(Saved entries)
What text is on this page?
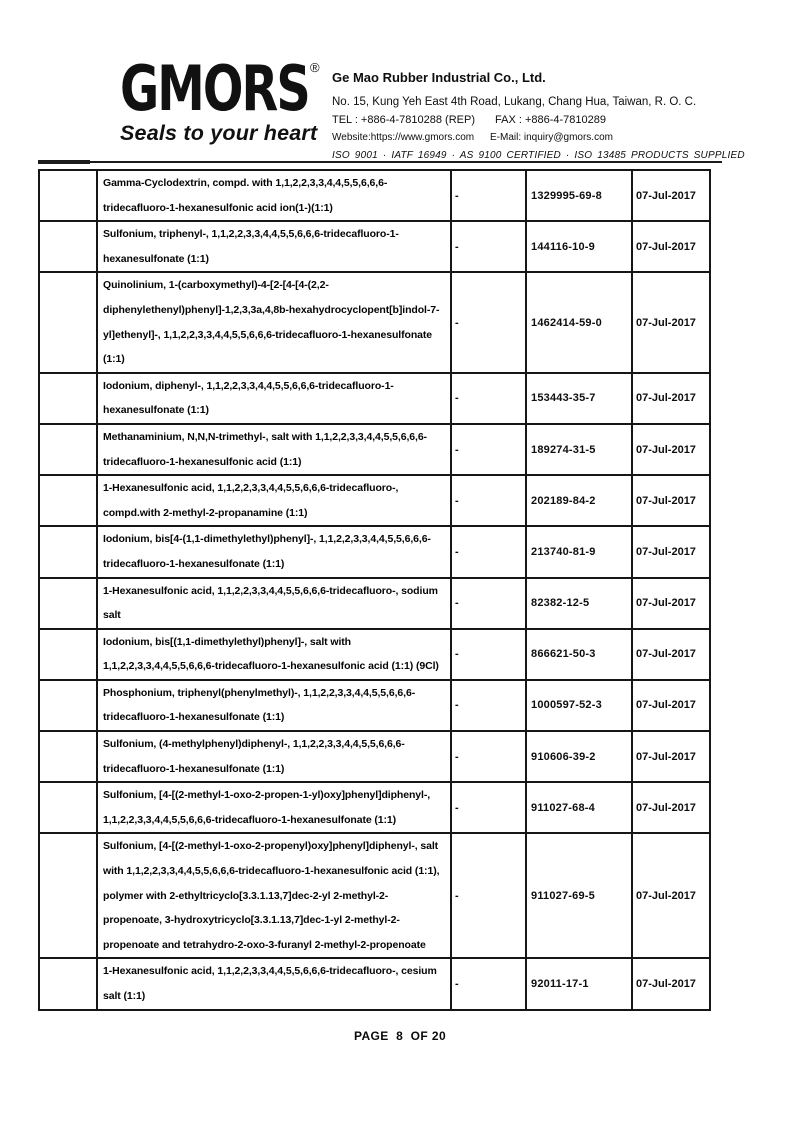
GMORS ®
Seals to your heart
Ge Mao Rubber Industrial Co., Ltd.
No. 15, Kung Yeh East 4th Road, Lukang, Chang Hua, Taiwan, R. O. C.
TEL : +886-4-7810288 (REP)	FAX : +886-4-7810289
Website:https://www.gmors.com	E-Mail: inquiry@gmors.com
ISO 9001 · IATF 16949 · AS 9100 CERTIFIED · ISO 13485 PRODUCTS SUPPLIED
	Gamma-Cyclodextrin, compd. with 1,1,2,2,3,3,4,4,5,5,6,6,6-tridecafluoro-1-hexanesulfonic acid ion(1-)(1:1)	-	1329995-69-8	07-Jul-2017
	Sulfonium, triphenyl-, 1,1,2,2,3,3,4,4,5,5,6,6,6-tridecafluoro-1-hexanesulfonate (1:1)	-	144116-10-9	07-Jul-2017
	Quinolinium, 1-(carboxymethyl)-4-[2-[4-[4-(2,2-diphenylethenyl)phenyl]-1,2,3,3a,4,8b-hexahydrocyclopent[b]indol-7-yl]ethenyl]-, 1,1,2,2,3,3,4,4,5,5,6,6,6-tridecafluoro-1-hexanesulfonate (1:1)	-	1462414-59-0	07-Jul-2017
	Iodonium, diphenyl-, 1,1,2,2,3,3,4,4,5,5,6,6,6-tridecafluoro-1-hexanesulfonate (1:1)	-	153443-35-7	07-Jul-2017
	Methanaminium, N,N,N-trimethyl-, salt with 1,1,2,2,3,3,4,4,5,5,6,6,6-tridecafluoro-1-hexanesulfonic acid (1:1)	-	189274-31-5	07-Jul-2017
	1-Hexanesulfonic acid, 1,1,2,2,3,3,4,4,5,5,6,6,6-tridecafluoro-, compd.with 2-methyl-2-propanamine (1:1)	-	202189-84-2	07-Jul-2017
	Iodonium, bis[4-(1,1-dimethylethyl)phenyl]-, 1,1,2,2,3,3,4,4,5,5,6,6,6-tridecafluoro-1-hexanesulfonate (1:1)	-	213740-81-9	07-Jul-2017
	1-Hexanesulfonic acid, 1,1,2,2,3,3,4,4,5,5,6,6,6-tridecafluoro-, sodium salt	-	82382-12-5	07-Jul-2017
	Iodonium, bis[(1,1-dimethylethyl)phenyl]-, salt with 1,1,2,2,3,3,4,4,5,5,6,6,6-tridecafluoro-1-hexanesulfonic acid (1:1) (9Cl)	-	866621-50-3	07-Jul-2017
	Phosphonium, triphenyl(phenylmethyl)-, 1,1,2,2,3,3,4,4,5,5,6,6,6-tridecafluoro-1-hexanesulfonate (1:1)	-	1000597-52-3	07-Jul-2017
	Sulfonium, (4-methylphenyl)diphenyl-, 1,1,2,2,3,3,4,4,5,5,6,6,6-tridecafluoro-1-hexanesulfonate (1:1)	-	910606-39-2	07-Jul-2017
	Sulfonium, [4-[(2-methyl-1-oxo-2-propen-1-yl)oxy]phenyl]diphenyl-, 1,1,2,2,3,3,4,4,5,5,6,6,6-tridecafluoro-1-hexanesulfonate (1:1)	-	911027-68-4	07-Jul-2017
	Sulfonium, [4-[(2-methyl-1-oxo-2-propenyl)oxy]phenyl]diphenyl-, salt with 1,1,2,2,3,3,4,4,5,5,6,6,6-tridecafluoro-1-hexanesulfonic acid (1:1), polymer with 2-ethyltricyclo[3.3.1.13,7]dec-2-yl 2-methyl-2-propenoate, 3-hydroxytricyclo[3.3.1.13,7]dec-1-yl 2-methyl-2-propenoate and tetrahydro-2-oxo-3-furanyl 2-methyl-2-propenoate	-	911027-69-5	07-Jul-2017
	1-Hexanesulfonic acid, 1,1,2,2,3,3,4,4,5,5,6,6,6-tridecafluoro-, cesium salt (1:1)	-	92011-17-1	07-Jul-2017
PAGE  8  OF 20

...

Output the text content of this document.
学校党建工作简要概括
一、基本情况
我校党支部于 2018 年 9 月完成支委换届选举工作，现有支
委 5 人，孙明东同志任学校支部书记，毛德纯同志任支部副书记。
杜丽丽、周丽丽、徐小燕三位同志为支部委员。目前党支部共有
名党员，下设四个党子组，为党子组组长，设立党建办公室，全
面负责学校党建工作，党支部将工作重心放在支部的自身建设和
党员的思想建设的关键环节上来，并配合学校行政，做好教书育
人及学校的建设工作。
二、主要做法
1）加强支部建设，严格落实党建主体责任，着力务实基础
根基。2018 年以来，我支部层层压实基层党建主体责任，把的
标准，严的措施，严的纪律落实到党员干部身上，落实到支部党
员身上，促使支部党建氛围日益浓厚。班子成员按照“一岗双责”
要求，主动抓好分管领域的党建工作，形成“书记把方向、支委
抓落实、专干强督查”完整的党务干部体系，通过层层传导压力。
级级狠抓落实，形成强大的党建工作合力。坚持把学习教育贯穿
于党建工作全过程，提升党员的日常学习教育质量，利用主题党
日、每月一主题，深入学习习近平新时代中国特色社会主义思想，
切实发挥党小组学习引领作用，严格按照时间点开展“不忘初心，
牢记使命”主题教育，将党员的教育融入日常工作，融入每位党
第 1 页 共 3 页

## WHAT THE TASK REQUIRES
Find every line containing the word "this", then give the total and nothing more.

## FINAL RESULT
2